↓

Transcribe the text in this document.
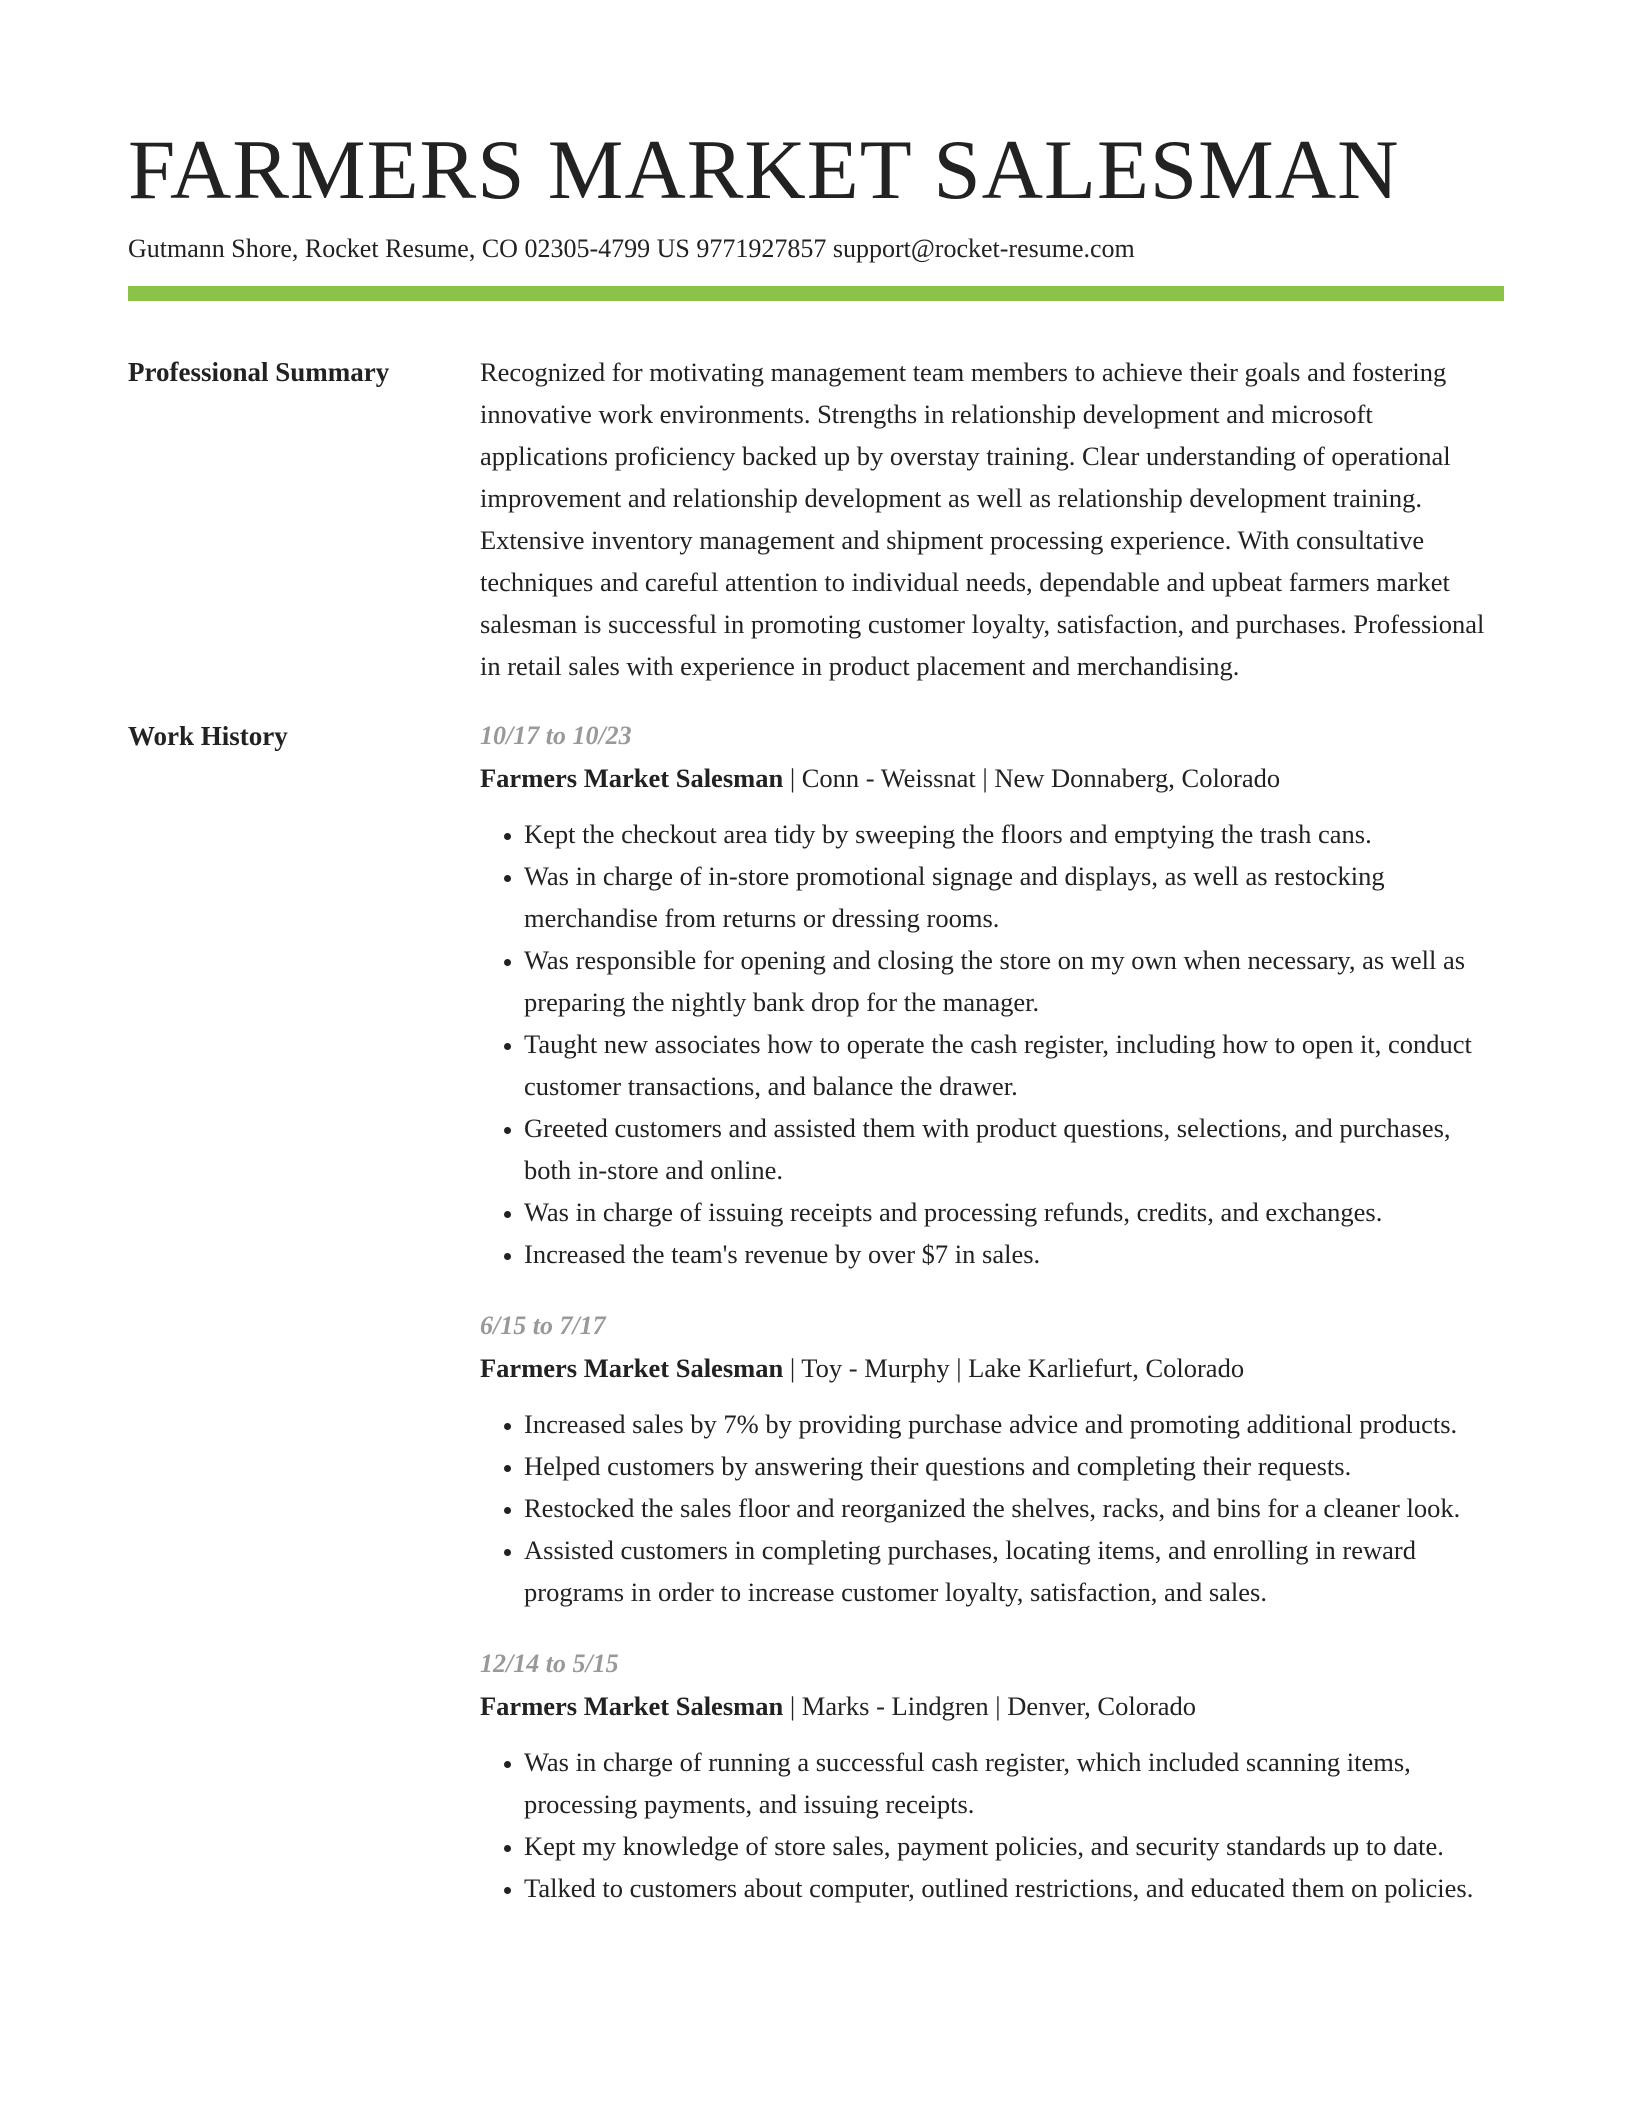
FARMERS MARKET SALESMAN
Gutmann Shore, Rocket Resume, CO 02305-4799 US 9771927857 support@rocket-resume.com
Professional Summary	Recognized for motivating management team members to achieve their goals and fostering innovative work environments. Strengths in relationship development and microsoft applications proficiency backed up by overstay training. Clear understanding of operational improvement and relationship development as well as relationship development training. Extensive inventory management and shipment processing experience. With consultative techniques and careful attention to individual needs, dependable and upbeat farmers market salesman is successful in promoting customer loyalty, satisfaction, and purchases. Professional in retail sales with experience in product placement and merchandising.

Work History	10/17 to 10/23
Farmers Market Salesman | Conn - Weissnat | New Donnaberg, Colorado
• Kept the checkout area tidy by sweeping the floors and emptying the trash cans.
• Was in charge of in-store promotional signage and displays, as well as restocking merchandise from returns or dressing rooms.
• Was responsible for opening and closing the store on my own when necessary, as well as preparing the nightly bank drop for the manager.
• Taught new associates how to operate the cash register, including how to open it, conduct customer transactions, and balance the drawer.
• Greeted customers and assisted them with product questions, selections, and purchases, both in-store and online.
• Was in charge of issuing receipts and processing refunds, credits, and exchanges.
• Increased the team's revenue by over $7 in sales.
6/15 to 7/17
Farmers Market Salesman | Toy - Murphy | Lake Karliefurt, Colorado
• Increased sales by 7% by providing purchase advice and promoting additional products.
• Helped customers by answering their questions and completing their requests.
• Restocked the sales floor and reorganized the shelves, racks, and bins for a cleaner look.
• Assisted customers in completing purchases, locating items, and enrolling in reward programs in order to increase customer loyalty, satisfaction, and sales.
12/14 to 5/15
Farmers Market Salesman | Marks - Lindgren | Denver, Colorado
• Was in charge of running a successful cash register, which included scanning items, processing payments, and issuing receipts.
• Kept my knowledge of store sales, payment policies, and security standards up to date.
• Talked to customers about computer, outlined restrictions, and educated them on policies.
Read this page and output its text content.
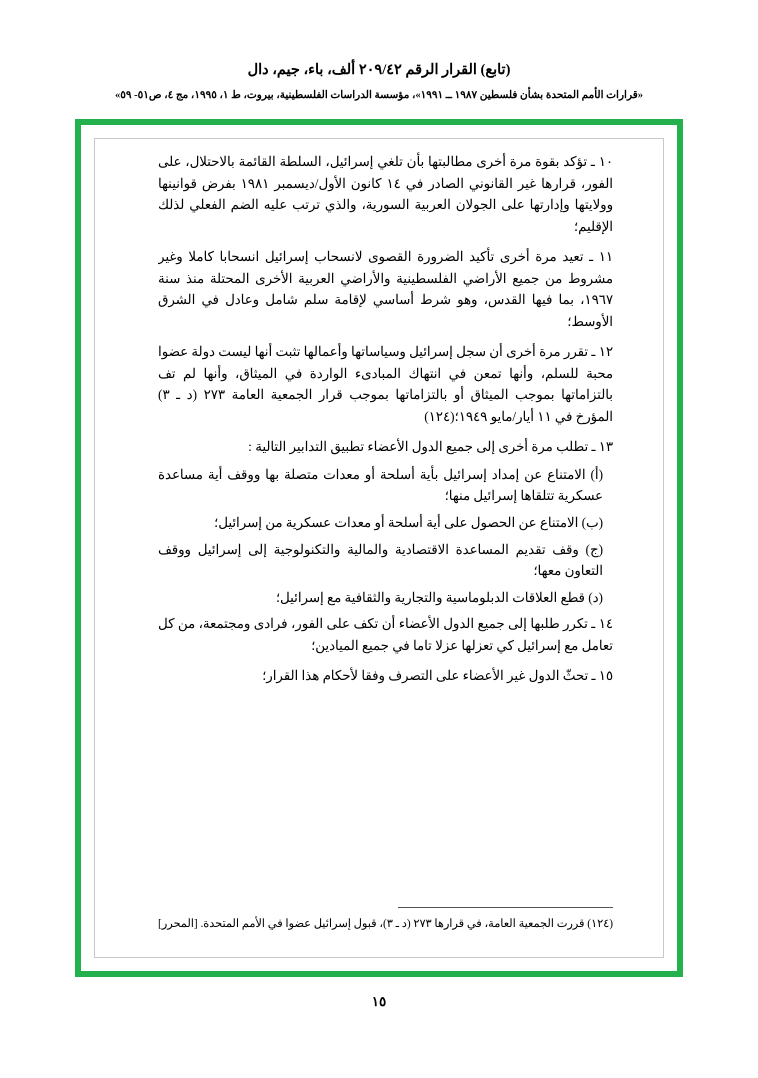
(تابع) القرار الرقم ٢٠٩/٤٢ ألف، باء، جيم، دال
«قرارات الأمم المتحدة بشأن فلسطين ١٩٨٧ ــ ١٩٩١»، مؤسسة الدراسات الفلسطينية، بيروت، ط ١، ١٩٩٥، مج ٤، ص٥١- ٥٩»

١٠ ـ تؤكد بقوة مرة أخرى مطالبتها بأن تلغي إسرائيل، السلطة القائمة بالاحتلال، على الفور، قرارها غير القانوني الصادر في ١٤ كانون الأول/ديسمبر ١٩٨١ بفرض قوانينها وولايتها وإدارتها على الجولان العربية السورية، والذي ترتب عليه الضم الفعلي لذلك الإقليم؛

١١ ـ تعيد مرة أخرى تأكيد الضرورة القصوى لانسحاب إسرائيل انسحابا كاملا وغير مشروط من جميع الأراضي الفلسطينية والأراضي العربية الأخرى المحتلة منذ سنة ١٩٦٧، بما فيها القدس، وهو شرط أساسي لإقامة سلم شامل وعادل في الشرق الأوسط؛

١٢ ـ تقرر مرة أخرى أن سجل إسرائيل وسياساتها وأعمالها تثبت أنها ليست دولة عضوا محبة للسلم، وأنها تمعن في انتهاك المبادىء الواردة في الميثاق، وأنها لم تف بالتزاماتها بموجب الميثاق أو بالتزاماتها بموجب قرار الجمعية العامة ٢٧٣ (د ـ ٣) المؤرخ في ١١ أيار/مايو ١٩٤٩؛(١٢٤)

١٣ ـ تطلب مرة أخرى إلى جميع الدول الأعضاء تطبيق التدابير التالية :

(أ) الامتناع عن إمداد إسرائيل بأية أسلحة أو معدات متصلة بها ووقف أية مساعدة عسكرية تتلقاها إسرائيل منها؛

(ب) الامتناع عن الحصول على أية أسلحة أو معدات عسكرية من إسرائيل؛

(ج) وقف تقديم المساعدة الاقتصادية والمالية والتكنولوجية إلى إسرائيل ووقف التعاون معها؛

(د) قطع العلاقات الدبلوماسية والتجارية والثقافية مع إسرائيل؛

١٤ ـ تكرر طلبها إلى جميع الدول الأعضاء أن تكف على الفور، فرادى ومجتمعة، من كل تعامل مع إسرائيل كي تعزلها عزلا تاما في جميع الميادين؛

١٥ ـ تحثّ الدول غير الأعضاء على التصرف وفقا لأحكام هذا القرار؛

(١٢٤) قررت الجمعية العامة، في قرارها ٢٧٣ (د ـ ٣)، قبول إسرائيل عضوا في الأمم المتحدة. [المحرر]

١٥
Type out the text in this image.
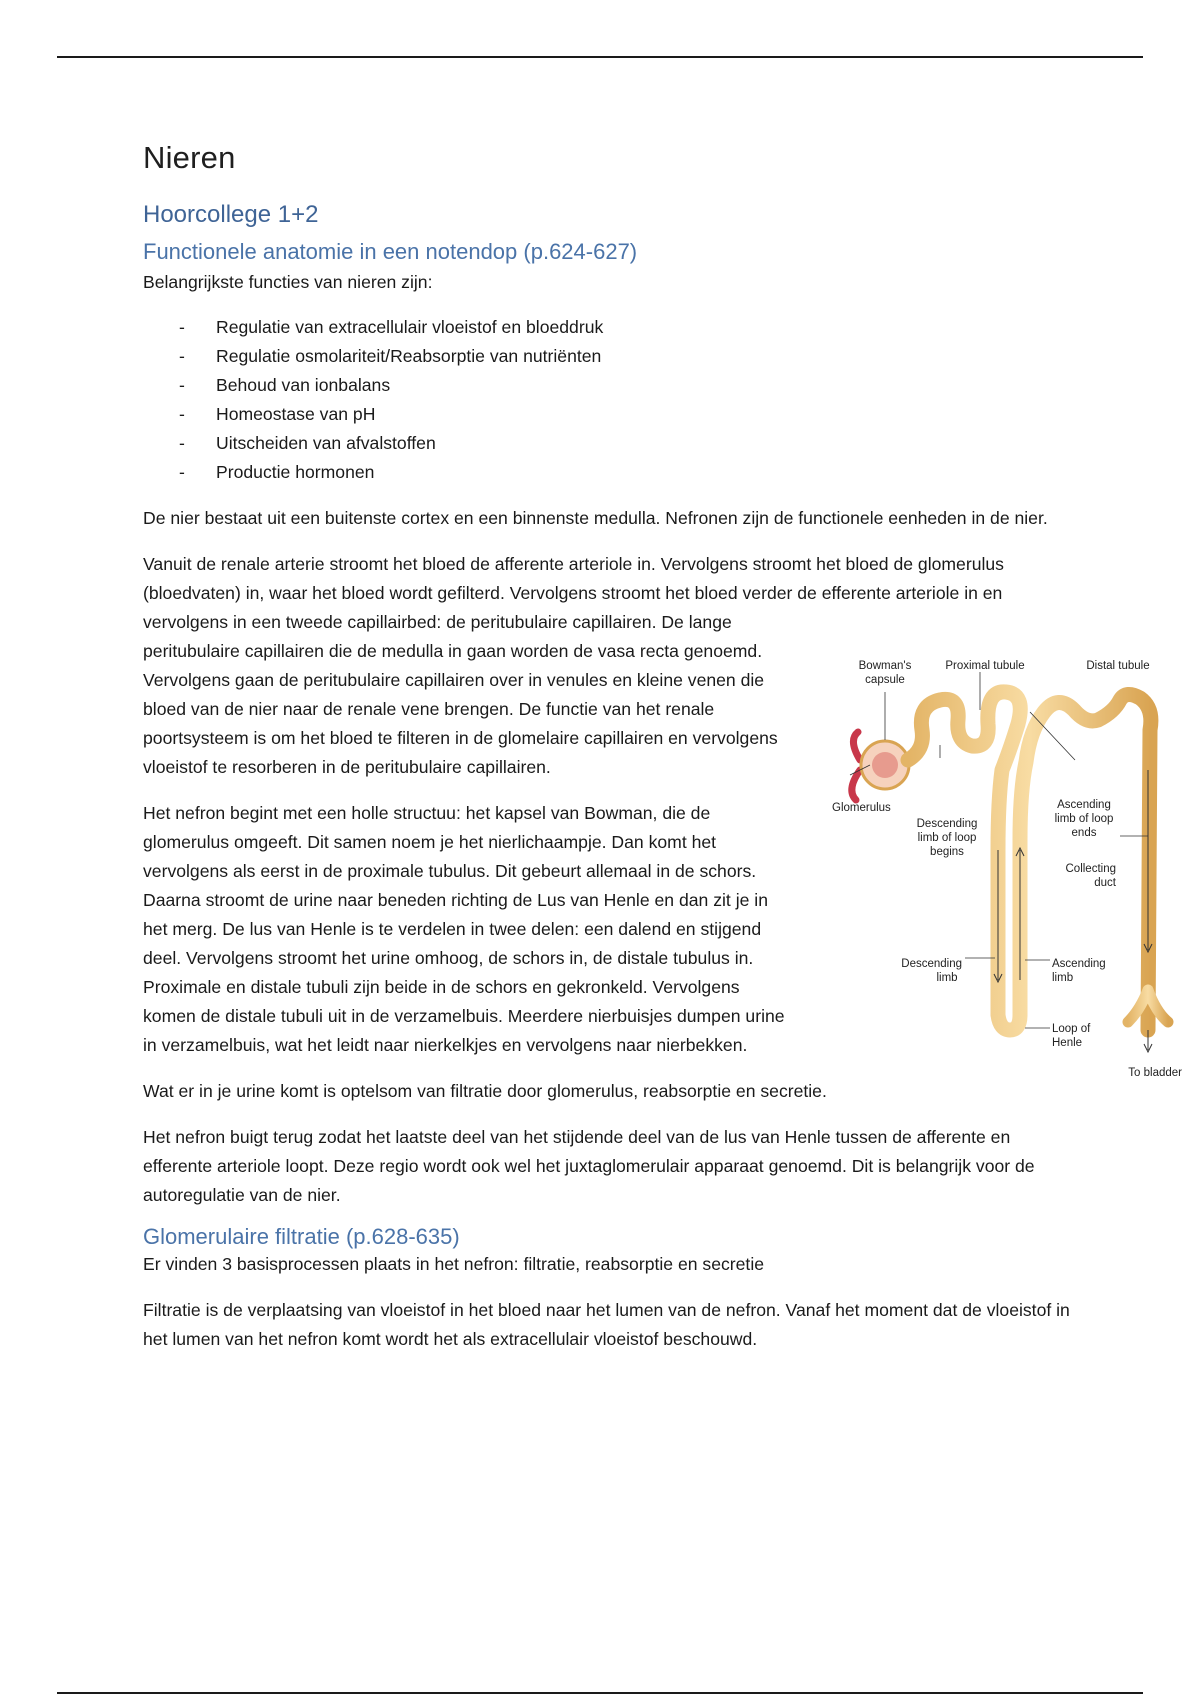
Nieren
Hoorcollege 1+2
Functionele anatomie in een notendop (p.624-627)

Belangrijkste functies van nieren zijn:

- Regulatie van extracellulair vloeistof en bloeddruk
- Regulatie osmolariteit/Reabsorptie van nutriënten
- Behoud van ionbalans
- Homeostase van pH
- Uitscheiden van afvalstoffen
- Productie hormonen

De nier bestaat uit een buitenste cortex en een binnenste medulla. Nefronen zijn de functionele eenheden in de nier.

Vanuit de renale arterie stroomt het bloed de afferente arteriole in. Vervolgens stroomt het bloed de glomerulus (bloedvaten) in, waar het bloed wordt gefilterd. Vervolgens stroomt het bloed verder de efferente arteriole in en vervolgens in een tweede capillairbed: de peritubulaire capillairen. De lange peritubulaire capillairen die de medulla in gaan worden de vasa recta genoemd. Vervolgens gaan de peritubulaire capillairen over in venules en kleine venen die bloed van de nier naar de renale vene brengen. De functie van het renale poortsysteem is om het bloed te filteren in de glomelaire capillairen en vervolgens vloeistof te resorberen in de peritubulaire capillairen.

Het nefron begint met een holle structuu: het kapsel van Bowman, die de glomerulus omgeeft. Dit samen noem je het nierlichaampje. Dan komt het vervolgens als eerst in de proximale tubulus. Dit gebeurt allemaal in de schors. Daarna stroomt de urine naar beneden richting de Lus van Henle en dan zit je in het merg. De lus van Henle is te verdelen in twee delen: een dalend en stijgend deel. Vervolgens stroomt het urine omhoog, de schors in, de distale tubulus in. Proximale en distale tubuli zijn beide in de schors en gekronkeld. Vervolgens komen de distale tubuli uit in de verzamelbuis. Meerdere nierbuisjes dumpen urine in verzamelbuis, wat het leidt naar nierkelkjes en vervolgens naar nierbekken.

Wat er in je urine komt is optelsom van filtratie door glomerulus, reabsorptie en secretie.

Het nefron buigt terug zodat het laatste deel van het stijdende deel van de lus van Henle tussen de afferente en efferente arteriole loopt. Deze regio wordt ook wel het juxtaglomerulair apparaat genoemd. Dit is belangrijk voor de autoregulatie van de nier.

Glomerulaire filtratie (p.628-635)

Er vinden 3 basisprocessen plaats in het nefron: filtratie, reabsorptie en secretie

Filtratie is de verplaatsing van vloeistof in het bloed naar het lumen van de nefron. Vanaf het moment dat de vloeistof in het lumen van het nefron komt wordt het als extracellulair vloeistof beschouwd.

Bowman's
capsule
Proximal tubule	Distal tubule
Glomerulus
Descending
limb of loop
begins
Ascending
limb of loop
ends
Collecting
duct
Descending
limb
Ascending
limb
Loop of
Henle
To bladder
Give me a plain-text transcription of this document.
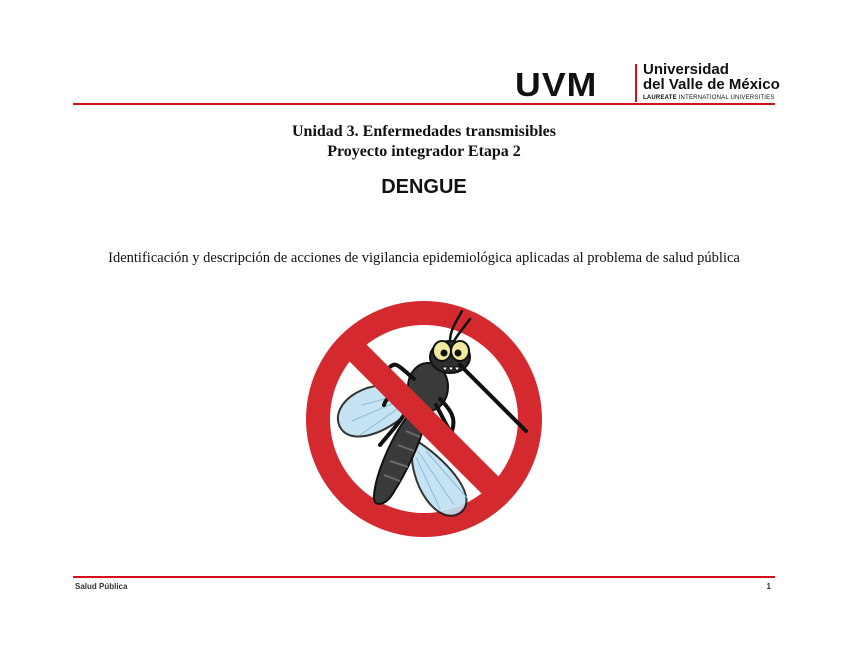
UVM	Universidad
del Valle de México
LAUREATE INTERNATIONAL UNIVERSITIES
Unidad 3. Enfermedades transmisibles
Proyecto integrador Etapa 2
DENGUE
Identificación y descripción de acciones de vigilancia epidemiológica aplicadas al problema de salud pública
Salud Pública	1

↑

[Required work]: Check all the records above and select each line where the string "الأمم" is found.

[Task solution]:
«قرارات الأمم المتحدة بشأن فلسطين ١٩٨٧ ــ ١٩٩١»، مؤسسة الدراسات الفلسطينية، بيروت، ط ١، ١٩٩٥، مج ٤، ص٥١- ٥٩»
(١٢٤) قررت الجمعية العامة، في قرارها ٢٧٣ (د ـ ٣)، قبول إسرائيل عضوا في الأمم المتحدة. [المحرر]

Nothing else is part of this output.